[本文]

猫も杓子もマッチングアプリ。出会いがないなんて言い訳は、令和の世では通用しない。ということでわたしも始めました。インスタで広告が流れてきた、多分みんなも知ってるアプリです。
特に美人でもないわたしでも、来るわ来るわのいいねの嵐。コンサル、会社員、医療関係、編集者、次から次へとスワイプ地獄。んでその次はメッセージ地獄。「はじめまして!」「お仕事何されてるんですか?」「お休みの日は何されてますか?」これを? 全員と? やるんですか? だ、だるい……。白目むきながらコピー&ペーストの日々。ほぼ写経。俗の極みのようなアプリで、まさか功徳を積めるとは。
最近アプリで彼氏を作ったリコちゃんの「まずは会ってみないと」って言葉に背中を押され、比較的まともそうで、早めにデートのお誘いをくれたAくんと会うことにした。28歳会社員。プロフィールを見るかぎり、サブカル好きの陽キャな印象だった。

[/本文]

=== 次の課題 ===
A. マッチングアプリについての本文で、語り手が会うことにしたAくんの年齢と職業は何か。
B. マッチングアプリについての本文を、最後の文の後から書き継いでください。
以下の項目は本文の内容とは関係がない。

[提供項目]

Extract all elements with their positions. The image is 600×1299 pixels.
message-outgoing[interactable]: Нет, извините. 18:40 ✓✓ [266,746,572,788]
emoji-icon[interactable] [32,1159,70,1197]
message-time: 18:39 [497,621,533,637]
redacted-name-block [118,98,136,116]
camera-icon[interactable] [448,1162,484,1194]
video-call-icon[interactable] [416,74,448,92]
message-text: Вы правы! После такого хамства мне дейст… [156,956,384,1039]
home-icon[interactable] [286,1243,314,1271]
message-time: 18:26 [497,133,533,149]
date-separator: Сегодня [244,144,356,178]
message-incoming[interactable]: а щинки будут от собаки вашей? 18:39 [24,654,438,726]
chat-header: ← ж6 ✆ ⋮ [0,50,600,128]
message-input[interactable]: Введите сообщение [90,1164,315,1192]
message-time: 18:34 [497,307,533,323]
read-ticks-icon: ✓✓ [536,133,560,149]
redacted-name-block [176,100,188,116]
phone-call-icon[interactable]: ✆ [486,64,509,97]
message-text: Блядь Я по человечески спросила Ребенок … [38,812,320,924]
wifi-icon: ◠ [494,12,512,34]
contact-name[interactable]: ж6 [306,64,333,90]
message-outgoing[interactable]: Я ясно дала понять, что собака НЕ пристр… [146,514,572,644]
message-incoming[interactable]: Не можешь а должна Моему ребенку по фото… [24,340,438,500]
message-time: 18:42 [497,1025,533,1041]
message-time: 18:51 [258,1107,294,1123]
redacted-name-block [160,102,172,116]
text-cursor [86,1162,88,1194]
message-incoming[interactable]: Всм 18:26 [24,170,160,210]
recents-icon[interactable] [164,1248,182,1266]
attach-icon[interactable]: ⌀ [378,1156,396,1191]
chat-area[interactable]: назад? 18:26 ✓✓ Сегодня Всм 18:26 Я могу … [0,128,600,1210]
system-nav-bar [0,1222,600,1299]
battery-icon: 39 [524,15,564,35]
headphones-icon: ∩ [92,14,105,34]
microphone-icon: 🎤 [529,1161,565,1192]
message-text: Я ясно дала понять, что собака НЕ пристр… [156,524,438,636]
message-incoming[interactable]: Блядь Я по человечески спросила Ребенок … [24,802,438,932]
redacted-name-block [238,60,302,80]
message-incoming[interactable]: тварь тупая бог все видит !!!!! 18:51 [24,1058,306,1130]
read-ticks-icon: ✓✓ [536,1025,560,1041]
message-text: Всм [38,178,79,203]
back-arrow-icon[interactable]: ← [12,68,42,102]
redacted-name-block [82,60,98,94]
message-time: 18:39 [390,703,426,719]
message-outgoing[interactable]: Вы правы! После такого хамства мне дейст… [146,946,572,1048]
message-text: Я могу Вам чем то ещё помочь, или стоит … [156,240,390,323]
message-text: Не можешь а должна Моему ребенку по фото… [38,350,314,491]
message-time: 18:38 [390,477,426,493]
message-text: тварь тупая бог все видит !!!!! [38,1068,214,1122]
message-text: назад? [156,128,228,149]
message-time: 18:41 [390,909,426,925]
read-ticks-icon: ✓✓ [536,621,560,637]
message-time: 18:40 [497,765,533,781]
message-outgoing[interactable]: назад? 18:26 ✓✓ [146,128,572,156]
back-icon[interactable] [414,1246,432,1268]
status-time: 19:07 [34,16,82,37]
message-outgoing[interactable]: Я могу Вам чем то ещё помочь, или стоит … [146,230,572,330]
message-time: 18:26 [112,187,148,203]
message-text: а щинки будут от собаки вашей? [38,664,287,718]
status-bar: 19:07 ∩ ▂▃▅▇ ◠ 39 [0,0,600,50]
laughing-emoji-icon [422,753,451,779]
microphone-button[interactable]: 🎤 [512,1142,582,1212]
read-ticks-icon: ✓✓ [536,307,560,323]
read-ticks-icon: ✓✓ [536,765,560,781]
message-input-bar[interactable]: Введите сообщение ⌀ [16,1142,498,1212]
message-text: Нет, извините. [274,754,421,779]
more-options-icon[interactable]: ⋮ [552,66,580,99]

[/提供項目]

=== 解答 ===
A. 28歳の会社員。

B.
Aくんとは休日に会ってランチをした。待ち合わせ場所にいた彼は背が高くおしゃれで、アプリに登録している写真よりかっこよかった。でも何だろう。違和感がすごい。目が死んでいるというのだろうか、笑っているのに笑ってない感じ。ニコニコと話を聞いてくれるけど、その目はわたしの目や顔じゃなく、その後ろの壁を見ているような。「ンフ」「ンフフ」という笑い方も気になった。耳をぞわりとさせる笑い声が、ズレたタイミングで会話に挟まる。「そういえば、家はどの辺なの?」と聞かれ、当時わたしは荻窪に住んでいたんだけど、なんだか教えたくなくて「吉祥寺らへん」と広めにぼかした。
「キチジョージ!!」
Aくんは叫んで、のけぞって笑った。奥渋のお洒落なカフェが静まり返り、店中の視線が集まった。でもわたしに周りを気にする余裕はなかった。ひとりケラケラと……いや、ンフンフと笑い続けるAくんから目が離せない。
ちなみにAくんは、吉祥寺に住んでいたことも、働いていたこともないと言う。爆笑の理由もわからないまま、その日は早めに解散した。